Task brief: From the material below, pick out every line that contains the string "Chrome", matching case exactly, and copy each of those lines.

begin Entries shown

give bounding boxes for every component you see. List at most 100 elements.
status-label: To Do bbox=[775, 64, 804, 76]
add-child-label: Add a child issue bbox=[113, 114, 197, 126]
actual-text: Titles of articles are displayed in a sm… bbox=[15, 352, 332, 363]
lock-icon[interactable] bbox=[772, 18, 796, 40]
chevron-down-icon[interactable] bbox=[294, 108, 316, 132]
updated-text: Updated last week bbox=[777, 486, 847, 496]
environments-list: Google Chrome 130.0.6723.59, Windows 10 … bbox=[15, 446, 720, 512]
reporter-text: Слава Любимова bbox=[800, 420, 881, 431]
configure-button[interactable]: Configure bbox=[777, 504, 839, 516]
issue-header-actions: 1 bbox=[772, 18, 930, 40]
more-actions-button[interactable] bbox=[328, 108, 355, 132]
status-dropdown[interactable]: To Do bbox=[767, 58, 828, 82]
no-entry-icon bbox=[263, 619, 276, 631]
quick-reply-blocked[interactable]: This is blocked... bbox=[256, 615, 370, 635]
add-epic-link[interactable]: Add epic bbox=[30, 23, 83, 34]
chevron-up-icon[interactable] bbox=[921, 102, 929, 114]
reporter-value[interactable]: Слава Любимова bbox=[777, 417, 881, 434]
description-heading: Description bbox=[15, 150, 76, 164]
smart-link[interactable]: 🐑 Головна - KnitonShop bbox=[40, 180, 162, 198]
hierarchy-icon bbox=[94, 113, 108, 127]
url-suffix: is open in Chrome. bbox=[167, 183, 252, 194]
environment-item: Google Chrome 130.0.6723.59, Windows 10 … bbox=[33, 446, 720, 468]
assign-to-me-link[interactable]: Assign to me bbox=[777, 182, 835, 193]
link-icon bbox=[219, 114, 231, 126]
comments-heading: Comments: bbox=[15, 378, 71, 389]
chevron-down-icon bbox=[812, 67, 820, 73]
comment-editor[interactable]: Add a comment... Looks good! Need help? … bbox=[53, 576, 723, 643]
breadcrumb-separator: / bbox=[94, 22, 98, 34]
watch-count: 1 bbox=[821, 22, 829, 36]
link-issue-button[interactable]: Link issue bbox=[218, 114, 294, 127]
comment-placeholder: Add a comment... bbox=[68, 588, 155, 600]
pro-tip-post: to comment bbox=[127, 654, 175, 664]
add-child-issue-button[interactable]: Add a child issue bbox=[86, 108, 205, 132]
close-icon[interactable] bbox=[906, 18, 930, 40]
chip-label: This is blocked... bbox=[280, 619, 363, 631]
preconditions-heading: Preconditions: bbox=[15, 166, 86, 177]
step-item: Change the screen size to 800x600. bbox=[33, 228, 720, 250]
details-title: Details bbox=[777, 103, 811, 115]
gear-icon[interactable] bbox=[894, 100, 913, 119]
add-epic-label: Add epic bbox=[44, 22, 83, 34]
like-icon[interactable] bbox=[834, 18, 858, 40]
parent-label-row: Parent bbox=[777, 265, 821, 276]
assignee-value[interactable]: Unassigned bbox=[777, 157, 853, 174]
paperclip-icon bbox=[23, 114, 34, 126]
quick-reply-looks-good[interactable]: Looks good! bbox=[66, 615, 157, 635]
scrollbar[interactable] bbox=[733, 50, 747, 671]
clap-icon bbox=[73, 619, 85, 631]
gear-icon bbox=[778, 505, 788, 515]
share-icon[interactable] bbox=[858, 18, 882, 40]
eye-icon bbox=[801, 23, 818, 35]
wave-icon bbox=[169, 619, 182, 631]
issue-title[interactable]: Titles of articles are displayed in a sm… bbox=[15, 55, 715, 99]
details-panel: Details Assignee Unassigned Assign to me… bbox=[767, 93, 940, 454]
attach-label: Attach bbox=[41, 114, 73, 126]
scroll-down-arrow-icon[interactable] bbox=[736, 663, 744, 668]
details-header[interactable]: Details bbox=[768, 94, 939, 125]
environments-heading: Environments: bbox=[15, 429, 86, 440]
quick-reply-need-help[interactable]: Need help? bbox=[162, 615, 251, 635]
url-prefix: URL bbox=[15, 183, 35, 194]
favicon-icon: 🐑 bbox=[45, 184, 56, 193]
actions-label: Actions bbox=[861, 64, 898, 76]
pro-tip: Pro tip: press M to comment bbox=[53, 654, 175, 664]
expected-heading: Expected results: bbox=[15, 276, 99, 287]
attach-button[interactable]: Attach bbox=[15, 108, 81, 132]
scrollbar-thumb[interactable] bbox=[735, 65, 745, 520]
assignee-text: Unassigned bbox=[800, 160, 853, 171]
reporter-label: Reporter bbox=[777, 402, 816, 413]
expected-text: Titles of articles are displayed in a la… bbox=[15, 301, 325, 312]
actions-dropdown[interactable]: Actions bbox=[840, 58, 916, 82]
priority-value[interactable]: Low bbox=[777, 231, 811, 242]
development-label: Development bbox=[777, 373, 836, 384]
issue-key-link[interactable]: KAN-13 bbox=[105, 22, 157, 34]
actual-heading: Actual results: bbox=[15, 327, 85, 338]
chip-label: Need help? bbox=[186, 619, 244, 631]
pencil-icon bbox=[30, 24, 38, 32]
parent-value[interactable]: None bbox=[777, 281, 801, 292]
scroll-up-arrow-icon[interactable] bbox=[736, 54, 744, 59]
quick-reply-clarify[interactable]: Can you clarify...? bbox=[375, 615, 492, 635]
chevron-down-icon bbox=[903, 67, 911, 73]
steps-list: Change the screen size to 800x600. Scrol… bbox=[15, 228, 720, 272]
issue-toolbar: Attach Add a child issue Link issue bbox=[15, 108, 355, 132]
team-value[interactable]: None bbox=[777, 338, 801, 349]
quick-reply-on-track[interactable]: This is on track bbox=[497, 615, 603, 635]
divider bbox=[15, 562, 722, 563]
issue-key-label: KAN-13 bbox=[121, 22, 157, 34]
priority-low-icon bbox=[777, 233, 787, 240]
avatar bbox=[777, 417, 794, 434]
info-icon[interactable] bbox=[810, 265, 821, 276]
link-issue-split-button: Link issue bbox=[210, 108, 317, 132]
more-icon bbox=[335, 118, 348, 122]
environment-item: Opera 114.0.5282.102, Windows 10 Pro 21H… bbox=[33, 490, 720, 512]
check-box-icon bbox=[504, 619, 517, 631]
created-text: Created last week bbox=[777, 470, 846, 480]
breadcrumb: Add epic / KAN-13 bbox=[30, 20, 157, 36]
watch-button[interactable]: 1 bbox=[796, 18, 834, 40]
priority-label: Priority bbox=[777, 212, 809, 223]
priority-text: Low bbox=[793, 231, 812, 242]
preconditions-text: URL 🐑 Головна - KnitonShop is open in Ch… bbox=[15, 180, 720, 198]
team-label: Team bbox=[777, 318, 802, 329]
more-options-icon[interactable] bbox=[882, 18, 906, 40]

end Entries shown

Written answer:
environments-list: Google Chrome 130.0.6723.59, Windows 10 … bbox=[15, 446, 720, 512]
url-suffix: is open in Chrome. bbox=[167, 183, 252, 194]
environment-item: Google Chrome 130.0.6723.59, Windows 10 … bbox=[33, 446, 720, 468]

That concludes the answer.